* _WHAT THE TASK ASKS_
Restate the records that follow word for word; no pictures should appear.

* _TASK INPUTS_
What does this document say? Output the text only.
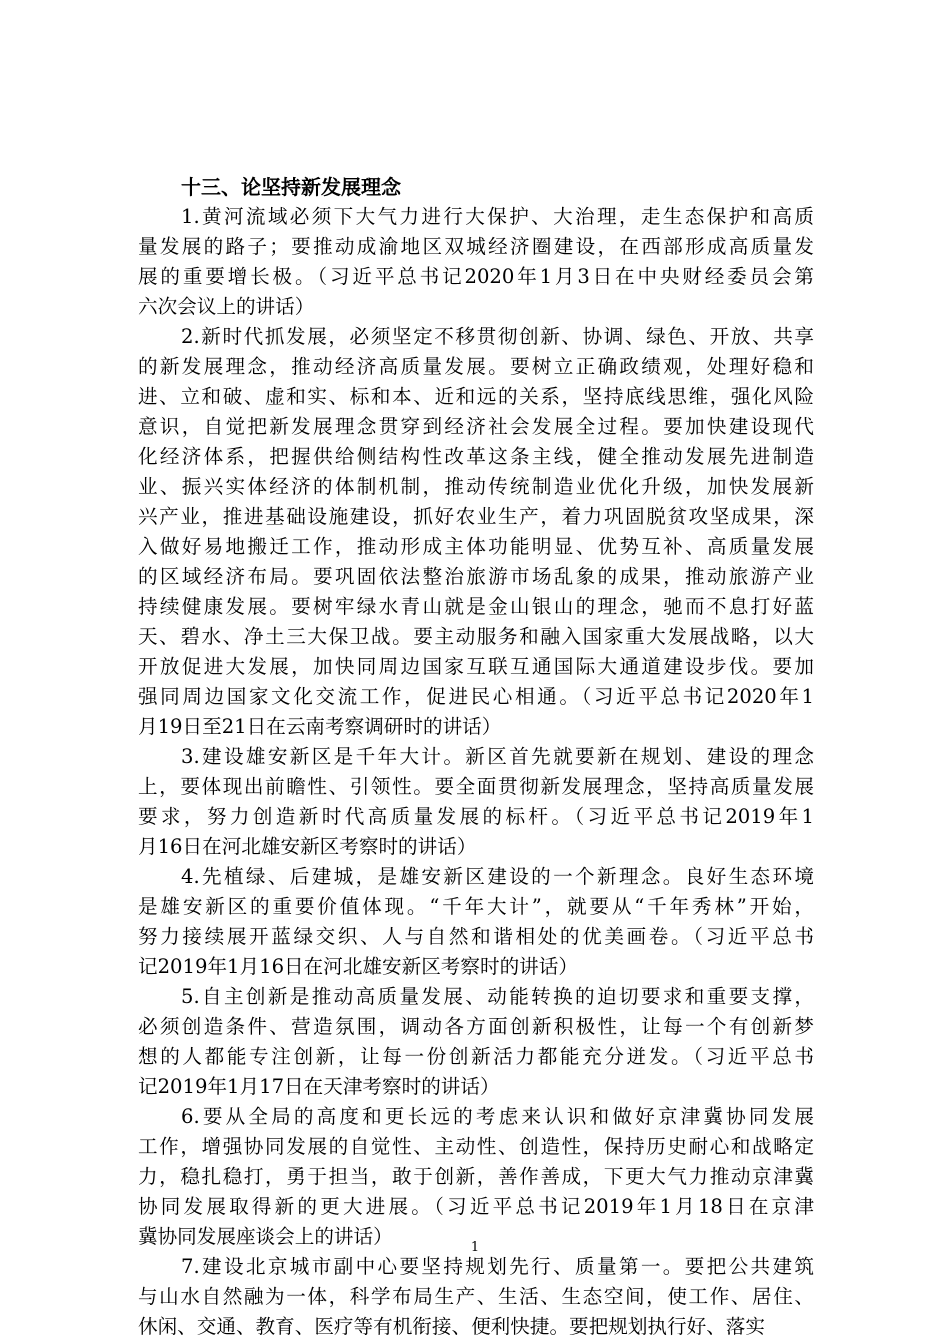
十三、论坚持新发展理念
1.黄河流域必须下大气力进行大保护、大治理，走生态保护和高质
量发展的路子；要推动成渝地区双城经济圈建设，在西部形成高质量发
展的重要增长极。（习近平总书记2020年1月3日在中央财经委员会第
六次会议上的讲话）
2.新时代抓发展，必须坚定不移贯彻创新、协调、绿色、开放、共享
的新发展理念，推动经济高质量发展。要树立正确政绩观，处理好稳和
进、立和破、虚和实、标和本、近和远的关系，坚持底线思维，强化风险
意识，自觉把新发展理念贯穿到经济社会发展全过程。要加快建设现代
化经济体系，把握供给侧结构性改革这条主线，健全推动发展先进制造
业、振兴实体经济的体制机制，推动传统制造业优化升级，加快发展新
兴产业，推进基础设施建设，抓好农业生产，着力巩固脱贫攻坚成果，深
入做好易地搬迁工作，推动形成主体功能明显、优势互补、高质量发展
的区域经济布局。要巩固依法整治旅游市场乱象的成果，推动旅游产业
持续健康发展。要树牢绿水青山就是金山银山的理念，驰而不息打好蓝
天、碧水、净土三大保卫战。要主动服务和融入国家重大发展战略，以大
开放促进大发展，加快同周边国家互联互通国际大通道建设步伐。要加
强同周边国家文化交流工作，促进民心相通。（习近平总书记2020年1
月19日至21日在云南考察调研时的讲话）
3.建设雄安新区是千年大计。新区首先就要新在规划、建设的理念
上，要体现出前瞻性、引领性。要全面贯彻新发展理念，坚持高质量发展
要求，努力创造新时代高质量发展的标杆。（习近平总书记2019年1
月16日在河北雄安新区考察时的讲话）
4.先植绿、后建城，是雄安新区建设的一个新理念。良好生态环境
是雄安新区的重要价值体现。“千年大计”，就要从“千年秀林”开始，
努力接续展开蓝绿交织、人与自然和谐相处的优美画卷。（习近平总书
记2019年1月16日在河北雄安新区考察时的讲话）
5.自主创新是推动高质量发展、动能转换的迫切要求和重要支撑，
必须创造条件、营造氛围，调动各方面创新积极性，让每一个有创新梦
想的人都能专注创新，让每一份创新活力都能充分迸发。（习近平总书
记2019年1月17日在天津考察时的讲话）
6.要从全局的高度和更长远的考虑来认识和做好京津冀协同发展
工作，增强协同发展的自觉性、主动性、创造性，保持历史耐心和战略定
力，稳扎稳打，勇于担当，敢于创新，善作善成，下更大气力推动京津冀
协同发展取得新的更大进展。（习近平总书记2019年1月18日在京津
冀协同发展座谈会上的讲话）
7.建设北京城市副中心要坚持规划先行、质量第一。要把公共建筑
与山水自然融为一体，科学布局生产、生活、生态空间，使工作、居住、
休闲、交通、教育、医疗等有机衔接、便利快捷。要把规划执行好、落实
1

* _FINISHED TASK_
What does this document say? Output the text only.
十三、论坚持新发展理念
1.黄河流域必须下大气力进行大保护、大治理，走生态保护和高质
量发展的路子；要推动成渝地区双城经济圈建设，在西部形成高质量发
展的重要增长极。（习近平总书记2020年1月3日在中央财经委员会第
六次会议上的讲话）
2.新时代抓发展，必须坚定不移贯彻创新、协调、绿色、开放、共享
的新发展理念，推动经济高质量发展。要树立正确政绩观，处理好稳和
进、立和破、虚和实、标和本、近和远的关系，坚持底线思维，强化风险
意识，自觉把新发展理念贯穿到经济社会发展全过程。要加快建设现代
化经济体系，把握供给侧结构性改革这条主线，健全推动发展先进制造
业、振兴实体经济的体制机制，推动传统制造业优化升级，加快发展新
兴产业，推进基础设施建设，抓好农业生产，着力巩固脱贫攻坚成果，深
入做好易地搬迁工作，推动形成主体功能明显、优势互补、高质量发展
的区域经济布局。要巩固依法整治旅游市场乱象的成果，推动旅游产业
持续健康发展。要树牢绿水青山就是金山银山的理念，驰而不息打好蓝
天、碧水、净土三大保卫战。要主动服务和融入国家重大发展战略，以大
开放促进大发展，加快同周边国家互联互通国际大通道建设步伐。要加
强同周边国家文化交流工作，促进民心相通。（习近平总书记2020年1
月19日至21日在云南考察调研时的讲话）
3.建设雄安新区是千年大计。新区首先就要新在规划、建设的理念
上，要体现出前瞻性、引领性。要全面贯彻新发展理念，坚持高质量发展
要求，努力创造新时代高质量发展的标杆。（习近平总书记2019年1
月16日在河北雄安新区考察时的讲话）
4.先植绿、后建城，是雄安新区建设的一个新理念。良好生态环境
是雄安新区的重要价值体现。“千年大计”，就要从“千年秀林”开始，
努力接续展开蓝绿交织、人与自然和谐相处的优美画卷。（习近平总书
记2019年1月16日在河北雄安新区考察时的讲话）
5.自主创新是推动高质量发展、动能转换的迫切要求和重要支撑，
必须创造条件、营造氛围，调动各方面创新积极性，让每一个有创新梦
想的人都能专注创新，让每一份创新活力都能充分迸发。（习近平总书
记2019年1月17日在天津考察时的讲话）
6.要从全局的高度和更长远的考虑来认识和做好京津冀协同发展
工作，增强协同发展的自觉性、主动性、创造性，保持历史耐心和战略定
力，稳扎稳打，勇于担当，敢于创新，善作善成，下更大气力推动京津冀
协同发展取得新的更大进展。（习近平总书记2019年1月18日在京津
冀协同发展座谈会上的讲话）
7.建设北京城市副中心要坚持规划先行、质量第一。要把公共建筑
与山水自然融为一体，科学布局生产、生活、生态空间，使工作、居住、
休闲、交通、教育、医疗等有机衔接、便利快捷。要把规划执行好、落实
1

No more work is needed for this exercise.